TRECHO FORNECIDO:
++++++

A dança como organização emocional
Durante a adolescência — fase marcada por mudanças intensas — a dança funcionava como refúgio. O alongamento antes da aula era quase um ritual meditativo, capaz de reorganizar pensamentos e sentimentos em meio ao caos interno.
Hoje, adulta, ela reconhece que a dança ainda ocupa esse lugar: um espaço de apoio, criatividade, presença e conexão com o agora. “Num mundo rápido, digitalizado e de trocas efêmeras, estar em sintonia com o momento presente através da dança é transformador.”

A preservação emocional como base da arte
Para ela, preservar-se emocionalmente na dança é tão essencial quanto cuidar do corpo. A disciplina, a exposição e a entrega que a arte exige só são sustentáveis quando existe um solo interno firme. Esse cuidado passa por acolher emoções durante processos criativos, lidar com críticas e comparações, e lembrar que o valor de um artista não se mede apenas pela técnica, mas pela inteireza de seu ser.

++++++

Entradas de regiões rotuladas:
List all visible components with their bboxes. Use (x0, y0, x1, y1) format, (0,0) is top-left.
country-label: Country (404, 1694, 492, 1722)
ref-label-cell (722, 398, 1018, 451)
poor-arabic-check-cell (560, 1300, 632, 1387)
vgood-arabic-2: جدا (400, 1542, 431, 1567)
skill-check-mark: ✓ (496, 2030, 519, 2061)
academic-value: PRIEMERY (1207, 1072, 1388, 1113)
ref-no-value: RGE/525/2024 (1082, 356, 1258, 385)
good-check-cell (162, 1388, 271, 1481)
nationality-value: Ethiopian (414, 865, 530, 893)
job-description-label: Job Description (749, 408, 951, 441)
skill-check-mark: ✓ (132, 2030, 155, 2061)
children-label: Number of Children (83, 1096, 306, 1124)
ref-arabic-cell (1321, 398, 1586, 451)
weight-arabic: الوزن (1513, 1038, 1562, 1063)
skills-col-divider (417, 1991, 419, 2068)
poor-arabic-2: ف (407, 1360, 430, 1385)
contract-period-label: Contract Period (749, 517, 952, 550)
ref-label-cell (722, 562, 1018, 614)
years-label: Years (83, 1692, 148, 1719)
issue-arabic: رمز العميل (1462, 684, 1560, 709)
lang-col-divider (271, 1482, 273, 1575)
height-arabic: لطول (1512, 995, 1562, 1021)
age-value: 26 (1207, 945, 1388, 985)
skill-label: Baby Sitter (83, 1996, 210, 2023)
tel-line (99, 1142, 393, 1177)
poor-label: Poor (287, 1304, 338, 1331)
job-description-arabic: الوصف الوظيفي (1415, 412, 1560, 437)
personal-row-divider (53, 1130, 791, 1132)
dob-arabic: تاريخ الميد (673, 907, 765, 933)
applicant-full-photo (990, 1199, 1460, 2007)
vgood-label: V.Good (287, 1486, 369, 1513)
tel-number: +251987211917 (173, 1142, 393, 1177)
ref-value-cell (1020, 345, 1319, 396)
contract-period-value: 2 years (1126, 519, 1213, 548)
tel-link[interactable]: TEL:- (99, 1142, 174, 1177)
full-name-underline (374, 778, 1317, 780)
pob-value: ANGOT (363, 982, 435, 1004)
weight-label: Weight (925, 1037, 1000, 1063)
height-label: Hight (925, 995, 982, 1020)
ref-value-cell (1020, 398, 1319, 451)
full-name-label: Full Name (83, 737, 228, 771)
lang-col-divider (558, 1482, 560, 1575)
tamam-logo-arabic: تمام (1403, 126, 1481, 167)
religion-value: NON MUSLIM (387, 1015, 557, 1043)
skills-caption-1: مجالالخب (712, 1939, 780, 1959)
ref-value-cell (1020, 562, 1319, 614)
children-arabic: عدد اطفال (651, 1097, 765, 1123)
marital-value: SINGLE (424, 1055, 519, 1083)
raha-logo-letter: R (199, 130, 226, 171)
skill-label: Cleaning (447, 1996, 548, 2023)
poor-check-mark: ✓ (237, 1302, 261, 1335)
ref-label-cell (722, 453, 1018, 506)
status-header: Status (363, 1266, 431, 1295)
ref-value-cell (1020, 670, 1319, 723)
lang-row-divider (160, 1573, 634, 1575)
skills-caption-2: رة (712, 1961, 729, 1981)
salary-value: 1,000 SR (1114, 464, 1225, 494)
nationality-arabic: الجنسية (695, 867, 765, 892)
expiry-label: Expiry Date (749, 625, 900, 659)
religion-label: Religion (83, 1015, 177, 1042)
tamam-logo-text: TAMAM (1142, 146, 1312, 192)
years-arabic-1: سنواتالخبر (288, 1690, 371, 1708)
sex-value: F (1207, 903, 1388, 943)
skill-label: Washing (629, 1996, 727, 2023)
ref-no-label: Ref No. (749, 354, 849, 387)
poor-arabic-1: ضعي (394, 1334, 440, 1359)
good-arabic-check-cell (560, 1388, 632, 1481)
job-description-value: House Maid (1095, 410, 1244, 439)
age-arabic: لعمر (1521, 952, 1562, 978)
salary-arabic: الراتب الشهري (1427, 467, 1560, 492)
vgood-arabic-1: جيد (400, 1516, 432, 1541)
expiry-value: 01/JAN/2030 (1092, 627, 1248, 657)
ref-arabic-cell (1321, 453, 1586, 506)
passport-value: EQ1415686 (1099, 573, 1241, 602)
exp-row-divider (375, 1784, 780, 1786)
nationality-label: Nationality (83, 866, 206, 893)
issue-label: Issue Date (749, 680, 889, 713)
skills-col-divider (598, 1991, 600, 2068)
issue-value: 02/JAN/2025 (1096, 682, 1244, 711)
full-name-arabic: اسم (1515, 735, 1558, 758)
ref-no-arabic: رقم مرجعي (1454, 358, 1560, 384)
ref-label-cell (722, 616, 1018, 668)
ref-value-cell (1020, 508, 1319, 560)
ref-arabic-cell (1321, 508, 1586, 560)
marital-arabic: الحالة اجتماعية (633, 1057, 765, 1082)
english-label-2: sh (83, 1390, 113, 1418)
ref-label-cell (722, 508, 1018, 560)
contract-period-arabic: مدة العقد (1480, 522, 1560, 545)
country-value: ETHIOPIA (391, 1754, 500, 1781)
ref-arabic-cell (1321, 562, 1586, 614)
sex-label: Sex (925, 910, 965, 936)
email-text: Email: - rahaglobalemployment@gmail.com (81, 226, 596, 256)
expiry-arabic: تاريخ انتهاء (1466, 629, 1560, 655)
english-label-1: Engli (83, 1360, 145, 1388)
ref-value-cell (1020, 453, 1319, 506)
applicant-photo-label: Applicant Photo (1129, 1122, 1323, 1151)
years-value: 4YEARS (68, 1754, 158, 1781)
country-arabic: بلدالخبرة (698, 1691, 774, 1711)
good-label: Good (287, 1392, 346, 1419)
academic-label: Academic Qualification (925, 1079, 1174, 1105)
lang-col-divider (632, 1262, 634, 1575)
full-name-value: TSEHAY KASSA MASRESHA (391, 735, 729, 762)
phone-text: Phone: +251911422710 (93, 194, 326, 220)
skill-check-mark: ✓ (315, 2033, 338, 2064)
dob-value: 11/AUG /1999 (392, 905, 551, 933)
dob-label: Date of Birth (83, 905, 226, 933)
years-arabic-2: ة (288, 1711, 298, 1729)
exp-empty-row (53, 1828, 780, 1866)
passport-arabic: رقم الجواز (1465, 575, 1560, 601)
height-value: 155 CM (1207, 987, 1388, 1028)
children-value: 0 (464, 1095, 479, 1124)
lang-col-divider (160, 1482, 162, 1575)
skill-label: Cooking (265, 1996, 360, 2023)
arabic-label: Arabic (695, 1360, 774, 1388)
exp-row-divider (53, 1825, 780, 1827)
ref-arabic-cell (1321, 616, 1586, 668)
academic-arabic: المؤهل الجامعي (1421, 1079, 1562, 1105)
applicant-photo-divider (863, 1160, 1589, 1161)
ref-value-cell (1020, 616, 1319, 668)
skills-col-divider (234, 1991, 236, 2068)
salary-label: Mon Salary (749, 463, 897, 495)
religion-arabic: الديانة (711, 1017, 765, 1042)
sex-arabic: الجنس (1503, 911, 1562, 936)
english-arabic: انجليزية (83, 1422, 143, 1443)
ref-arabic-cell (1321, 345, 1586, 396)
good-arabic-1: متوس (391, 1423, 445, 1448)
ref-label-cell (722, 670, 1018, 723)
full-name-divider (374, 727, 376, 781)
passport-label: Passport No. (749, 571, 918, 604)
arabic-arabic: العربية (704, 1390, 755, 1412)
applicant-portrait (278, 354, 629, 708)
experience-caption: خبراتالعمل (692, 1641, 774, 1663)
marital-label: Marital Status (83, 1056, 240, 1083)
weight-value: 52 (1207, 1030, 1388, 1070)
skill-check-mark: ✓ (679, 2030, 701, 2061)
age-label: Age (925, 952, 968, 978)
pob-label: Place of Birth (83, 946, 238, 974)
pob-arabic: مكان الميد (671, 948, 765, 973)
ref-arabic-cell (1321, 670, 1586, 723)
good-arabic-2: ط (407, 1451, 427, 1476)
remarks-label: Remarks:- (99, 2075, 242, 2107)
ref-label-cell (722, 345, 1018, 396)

++++++

TAREFAS A CUMPRIR:
**a.** Responda com base no texto sobre a dança:
(i) Na adolescência, o que era quase um ritual meditativo antes da aula?
(ii) Hoje, na fase adulta, a dança é descrita como um espaço de quê?
(iii) Além da técnica, pelo que se mede o valor de um artista?
**b.** Prossiga com o texto sobre a dança a partir de onde ele termina.

RESPOSTAS ÀS TAREFAS:
**a.**
(i) O alongamento.
(ii) De apoio, criatividade, presença e conexão com o agora.
(iii) Pela inteireza de seu ser.

**b.**
A individuação em cena
Na psicologia analítica Junguiana, fala-se sobre o caminho de individuação — o processo de tornar-se quem realmente se é, em autenticidade. Na dança, esse caminho se manifesta quando o bailarino dança com a alma, sem perder a conexão com sua verdade interior.
“Preservar-se emocionalmente é um ato de coragem e amor próprio. É o que sustenta a arte viva e pulsante, e não apenas performada.”
Entre corpo e alma, técnica e emoção, a dança continua sendo esse lugar de encontro profundo consigo mesma — e de inspiração para todos que acreditam na arte como caminho de transformação.